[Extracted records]
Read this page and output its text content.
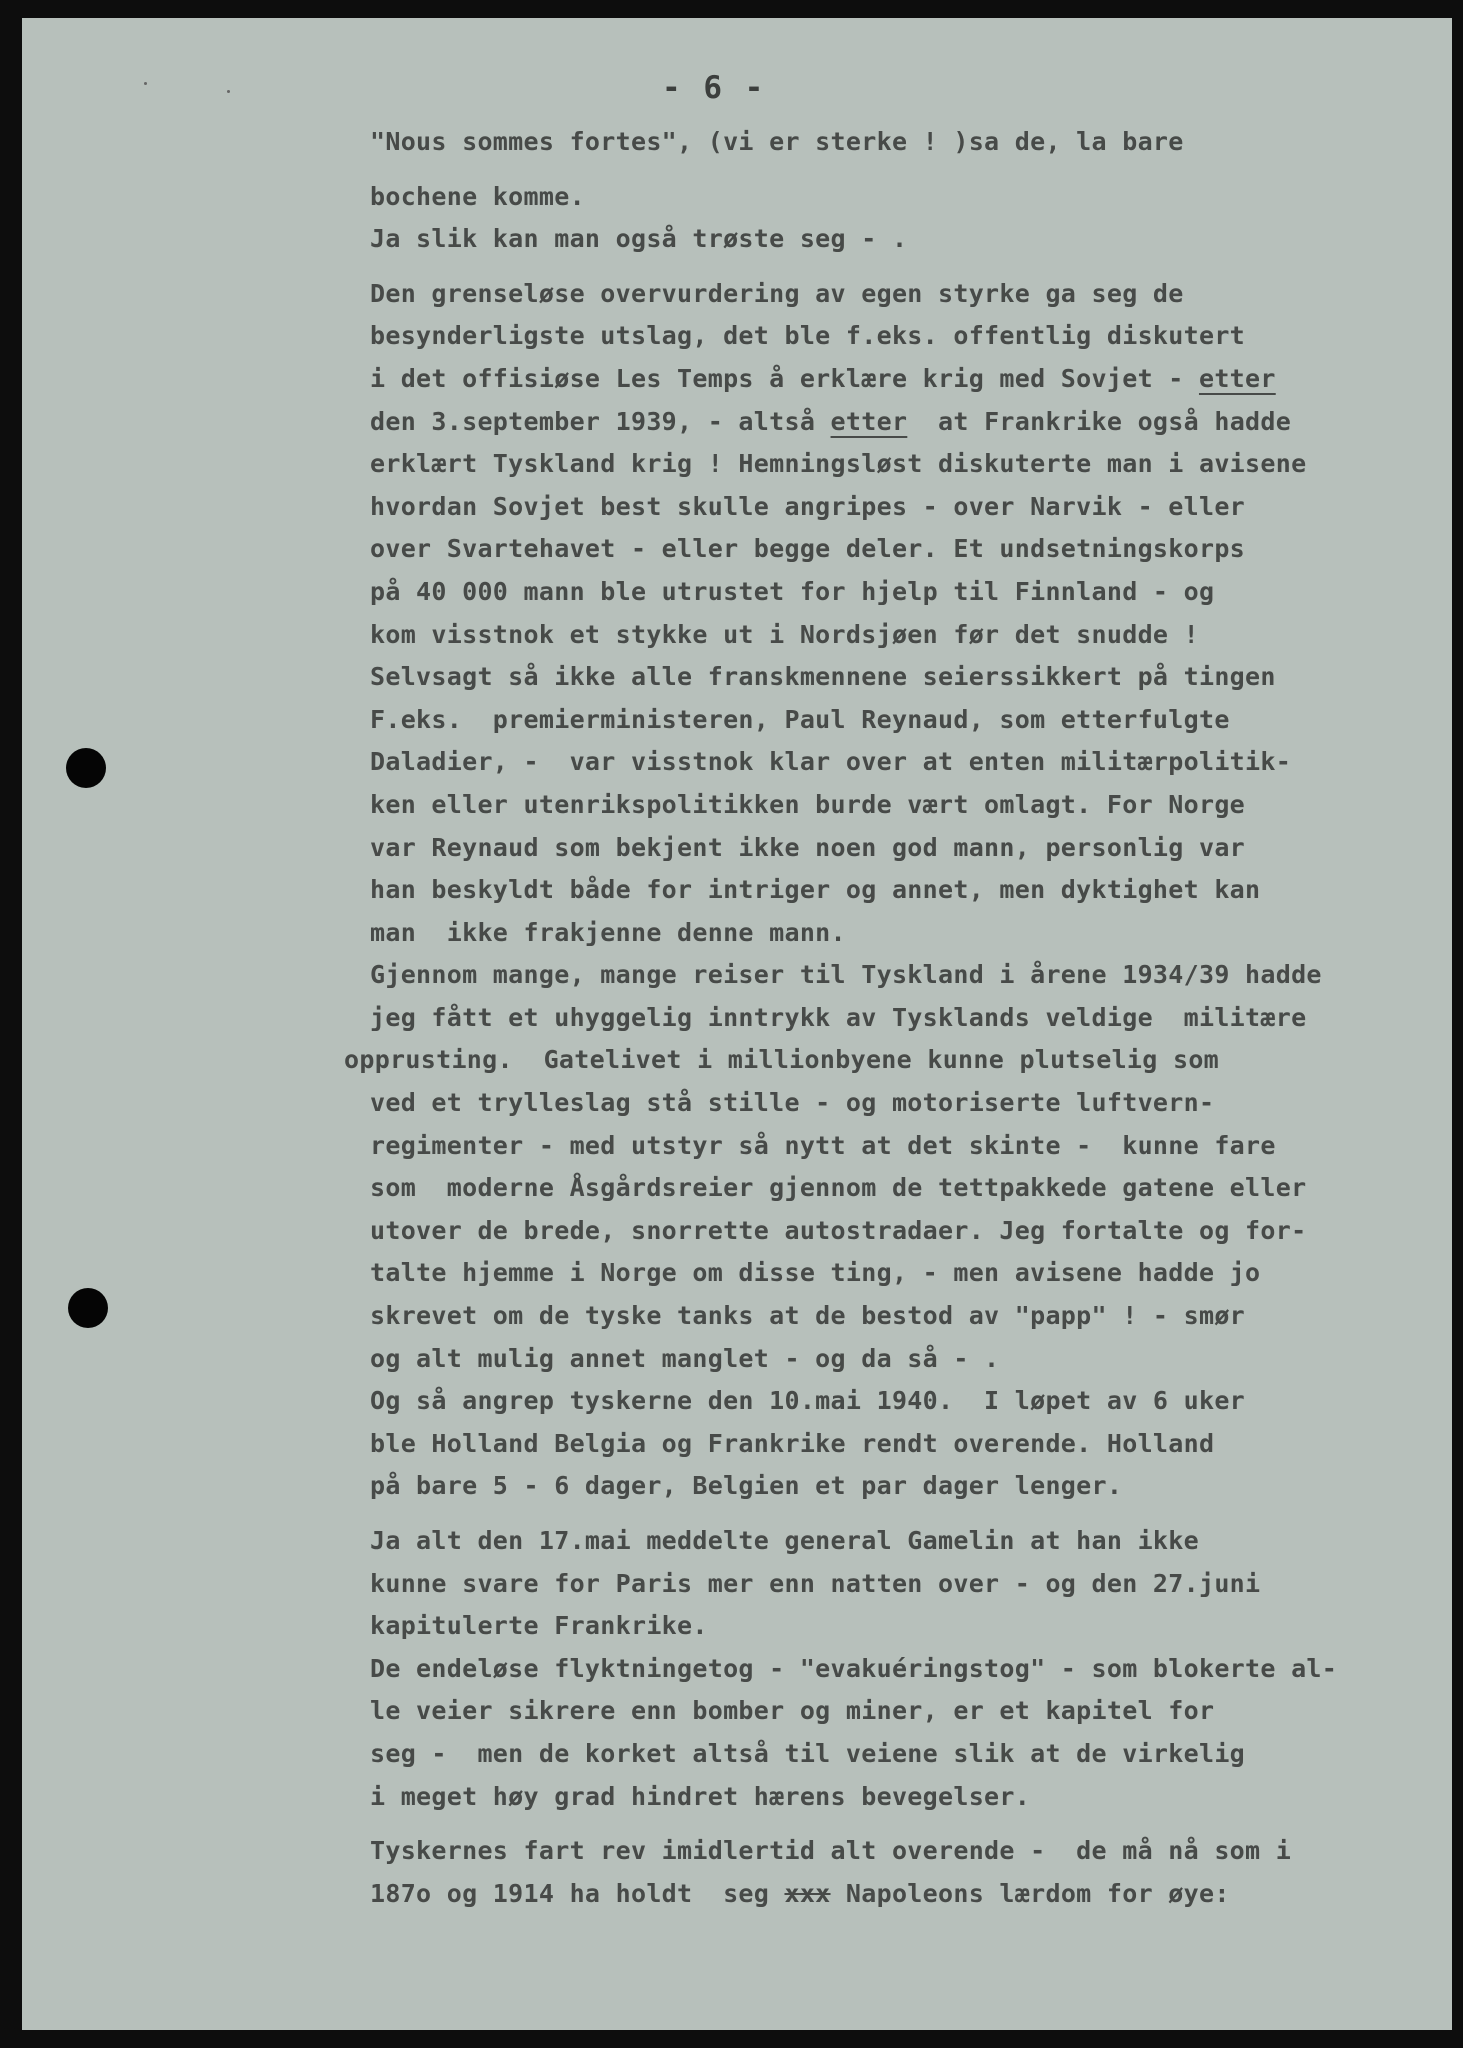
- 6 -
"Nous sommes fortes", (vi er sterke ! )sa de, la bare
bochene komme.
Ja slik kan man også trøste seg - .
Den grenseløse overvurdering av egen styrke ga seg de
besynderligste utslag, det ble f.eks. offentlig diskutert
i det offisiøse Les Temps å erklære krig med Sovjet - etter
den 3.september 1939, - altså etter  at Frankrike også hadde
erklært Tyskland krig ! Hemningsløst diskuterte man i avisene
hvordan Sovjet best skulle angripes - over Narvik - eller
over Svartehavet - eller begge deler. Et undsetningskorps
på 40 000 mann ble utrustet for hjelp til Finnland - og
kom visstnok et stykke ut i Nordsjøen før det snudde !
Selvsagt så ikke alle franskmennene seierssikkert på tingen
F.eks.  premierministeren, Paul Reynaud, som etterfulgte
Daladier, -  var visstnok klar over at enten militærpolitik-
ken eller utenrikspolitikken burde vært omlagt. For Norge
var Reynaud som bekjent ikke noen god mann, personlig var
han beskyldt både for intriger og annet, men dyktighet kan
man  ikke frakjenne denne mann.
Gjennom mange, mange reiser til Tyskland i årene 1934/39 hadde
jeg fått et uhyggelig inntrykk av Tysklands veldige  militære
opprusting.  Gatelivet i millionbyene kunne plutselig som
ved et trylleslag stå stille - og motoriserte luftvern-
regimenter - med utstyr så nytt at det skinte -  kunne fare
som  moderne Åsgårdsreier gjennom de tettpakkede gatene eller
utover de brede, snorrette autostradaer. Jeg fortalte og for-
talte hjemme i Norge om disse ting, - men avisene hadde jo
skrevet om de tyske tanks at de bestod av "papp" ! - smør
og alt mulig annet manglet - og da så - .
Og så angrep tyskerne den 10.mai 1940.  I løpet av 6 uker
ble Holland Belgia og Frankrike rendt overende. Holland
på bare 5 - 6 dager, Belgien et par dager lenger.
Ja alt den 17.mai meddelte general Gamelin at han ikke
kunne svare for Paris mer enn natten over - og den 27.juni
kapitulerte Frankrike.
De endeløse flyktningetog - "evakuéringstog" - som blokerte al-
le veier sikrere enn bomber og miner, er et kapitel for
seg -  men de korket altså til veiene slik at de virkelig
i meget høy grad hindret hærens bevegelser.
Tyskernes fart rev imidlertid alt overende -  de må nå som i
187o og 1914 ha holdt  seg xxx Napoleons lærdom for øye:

* * *

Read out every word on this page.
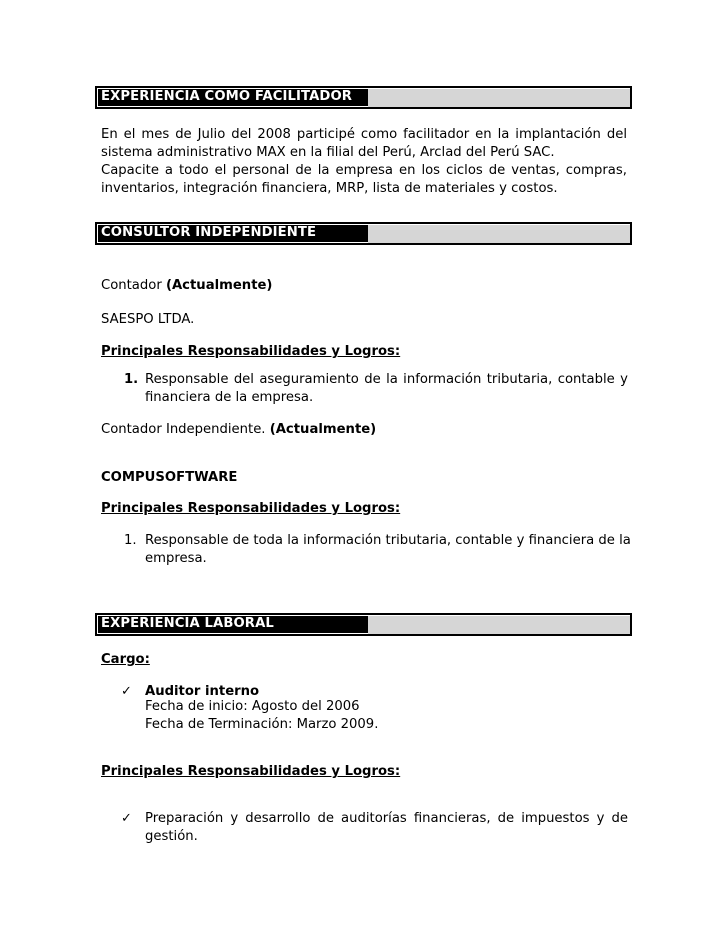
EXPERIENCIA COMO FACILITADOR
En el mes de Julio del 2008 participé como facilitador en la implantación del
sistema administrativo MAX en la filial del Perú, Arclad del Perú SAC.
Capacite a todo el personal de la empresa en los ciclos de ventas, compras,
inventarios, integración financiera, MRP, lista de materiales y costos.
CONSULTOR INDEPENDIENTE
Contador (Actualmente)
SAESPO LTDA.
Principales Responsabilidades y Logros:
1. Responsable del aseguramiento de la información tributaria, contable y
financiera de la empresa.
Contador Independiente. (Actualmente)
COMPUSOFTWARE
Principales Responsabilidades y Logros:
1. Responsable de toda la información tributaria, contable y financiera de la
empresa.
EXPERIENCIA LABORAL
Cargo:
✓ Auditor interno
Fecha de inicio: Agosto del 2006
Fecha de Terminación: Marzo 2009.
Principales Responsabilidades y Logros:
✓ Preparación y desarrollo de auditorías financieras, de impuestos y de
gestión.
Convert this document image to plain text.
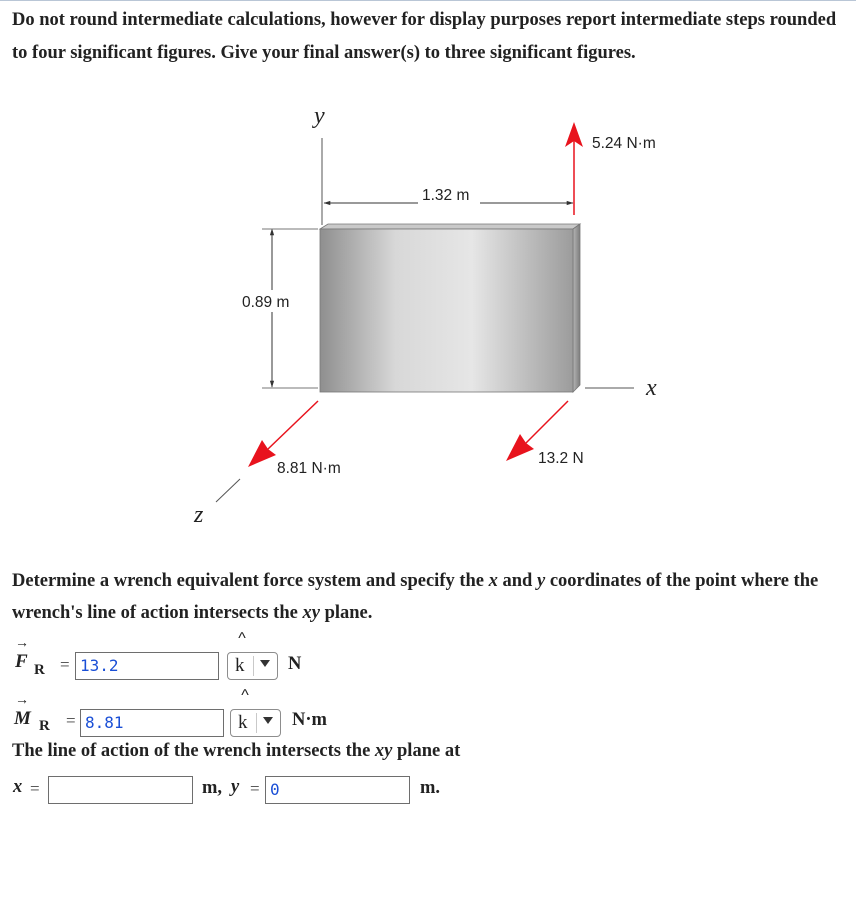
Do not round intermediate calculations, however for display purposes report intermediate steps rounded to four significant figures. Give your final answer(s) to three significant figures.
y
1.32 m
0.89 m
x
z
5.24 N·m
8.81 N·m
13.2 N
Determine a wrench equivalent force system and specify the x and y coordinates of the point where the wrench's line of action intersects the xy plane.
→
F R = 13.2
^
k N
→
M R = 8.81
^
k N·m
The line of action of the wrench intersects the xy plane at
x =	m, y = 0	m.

==

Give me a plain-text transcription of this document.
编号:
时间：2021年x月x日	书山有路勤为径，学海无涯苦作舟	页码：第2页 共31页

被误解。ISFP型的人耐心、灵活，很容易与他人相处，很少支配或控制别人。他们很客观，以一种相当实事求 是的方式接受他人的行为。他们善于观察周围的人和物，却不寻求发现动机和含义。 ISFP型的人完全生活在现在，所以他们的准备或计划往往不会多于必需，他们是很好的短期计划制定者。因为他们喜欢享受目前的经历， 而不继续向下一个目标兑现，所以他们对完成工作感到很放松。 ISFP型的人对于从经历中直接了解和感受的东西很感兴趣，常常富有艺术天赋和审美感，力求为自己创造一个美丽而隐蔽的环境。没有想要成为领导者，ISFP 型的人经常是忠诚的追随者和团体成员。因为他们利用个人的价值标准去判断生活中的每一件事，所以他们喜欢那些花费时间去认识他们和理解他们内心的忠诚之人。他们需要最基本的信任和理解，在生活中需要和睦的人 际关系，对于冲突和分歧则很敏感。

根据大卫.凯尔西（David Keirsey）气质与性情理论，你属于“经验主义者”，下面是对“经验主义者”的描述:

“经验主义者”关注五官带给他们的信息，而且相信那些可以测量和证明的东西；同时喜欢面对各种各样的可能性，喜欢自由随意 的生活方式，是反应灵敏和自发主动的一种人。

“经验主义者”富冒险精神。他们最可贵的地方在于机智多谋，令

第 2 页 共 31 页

▸ **Problem to solve**
Determine how many lines above contain "tributaria" as a word or string. Give the number alone.

▸ **Answer**
2